**What is required**
In the entries that follow, how many lines contain "about"? Answer with the number only.

**Records for processing**
══════
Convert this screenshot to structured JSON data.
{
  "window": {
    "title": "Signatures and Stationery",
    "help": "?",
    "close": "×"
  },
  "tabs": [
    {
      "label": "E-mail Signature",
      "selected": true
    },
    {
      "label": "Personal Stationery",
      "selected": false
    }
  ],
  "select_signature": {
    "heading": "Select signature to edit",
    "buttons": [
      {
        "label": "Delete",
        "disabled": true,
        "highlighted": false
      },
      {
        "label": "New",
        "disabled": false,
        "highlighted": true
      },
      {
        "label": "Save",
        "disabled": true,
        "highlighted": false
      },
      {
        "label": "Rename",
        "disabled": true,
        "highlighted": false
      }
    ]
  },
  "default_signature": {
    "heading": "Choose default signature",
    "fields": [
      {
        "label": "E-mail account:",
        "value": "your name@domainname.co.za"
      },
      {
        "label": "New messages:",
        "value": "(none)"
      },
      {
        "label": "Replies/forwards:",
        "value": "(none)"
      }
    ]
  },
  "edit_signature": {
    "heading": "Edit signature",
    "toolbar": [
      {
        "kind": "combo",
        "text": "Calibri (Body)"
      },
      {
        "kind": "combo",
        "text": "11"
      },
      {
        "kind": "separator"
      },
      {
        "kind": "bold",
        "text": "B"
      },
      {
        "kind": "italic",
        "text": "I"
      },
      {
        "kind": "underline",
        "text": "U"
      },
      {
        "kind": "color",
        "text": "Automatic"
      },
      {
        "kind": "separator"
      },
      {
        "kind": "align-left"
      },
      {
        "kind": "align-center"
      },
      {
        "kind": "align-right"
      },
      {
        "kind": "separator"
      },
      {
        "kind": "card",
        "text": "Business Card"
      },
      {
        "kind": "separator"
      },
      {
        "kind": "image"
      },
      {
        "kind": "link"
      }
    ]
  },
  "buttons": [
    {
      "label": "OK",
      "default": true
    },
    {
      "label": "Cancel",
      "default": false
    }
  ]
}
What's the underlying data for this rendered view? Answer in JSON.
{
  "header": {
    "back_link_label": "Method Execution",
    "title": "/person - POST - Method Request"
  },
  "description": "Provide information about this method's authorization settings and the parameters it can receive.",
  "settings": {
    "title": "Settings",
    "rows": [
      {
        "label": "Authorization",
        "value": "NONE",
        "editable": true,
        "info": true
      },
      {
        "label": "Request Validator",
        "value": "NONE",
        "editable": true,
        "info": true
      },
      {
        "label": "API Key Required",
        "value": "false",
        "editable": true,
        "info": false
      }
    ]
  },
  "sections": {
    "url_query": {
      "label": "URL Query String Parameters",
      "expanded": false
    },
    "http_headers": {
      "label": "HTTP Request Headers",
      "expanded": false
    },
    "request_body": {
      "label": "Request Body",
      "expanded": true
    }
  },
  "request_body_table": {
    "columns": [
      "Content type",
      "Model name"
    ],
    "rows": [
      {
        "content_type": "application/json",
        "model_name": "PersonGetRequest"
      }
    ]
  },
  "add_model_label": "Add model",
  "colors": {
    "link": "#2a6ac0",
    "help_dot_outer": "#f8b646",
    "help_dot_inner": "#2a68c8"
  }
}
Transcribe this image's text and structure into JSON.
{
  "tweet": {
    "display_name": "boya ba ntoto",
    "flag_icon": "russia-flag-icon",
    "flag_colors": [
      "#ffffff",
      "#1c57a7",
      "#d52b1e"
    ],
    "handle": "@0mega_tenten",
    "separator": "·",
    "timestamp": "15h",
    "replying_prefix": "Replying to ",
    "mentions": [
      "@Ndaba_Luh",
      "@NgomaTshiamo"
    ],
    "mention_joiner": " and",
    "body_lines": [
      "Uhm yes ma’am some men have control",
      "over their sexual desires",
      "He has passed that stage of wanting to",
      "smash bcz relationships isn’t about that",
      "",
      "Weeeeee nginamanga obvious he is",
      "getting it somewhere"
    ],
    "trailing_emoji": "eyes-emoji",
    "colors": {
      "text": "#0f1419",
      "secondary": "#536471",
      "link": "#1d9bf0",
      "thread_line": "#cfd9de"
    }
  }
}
══════
**Written response**
2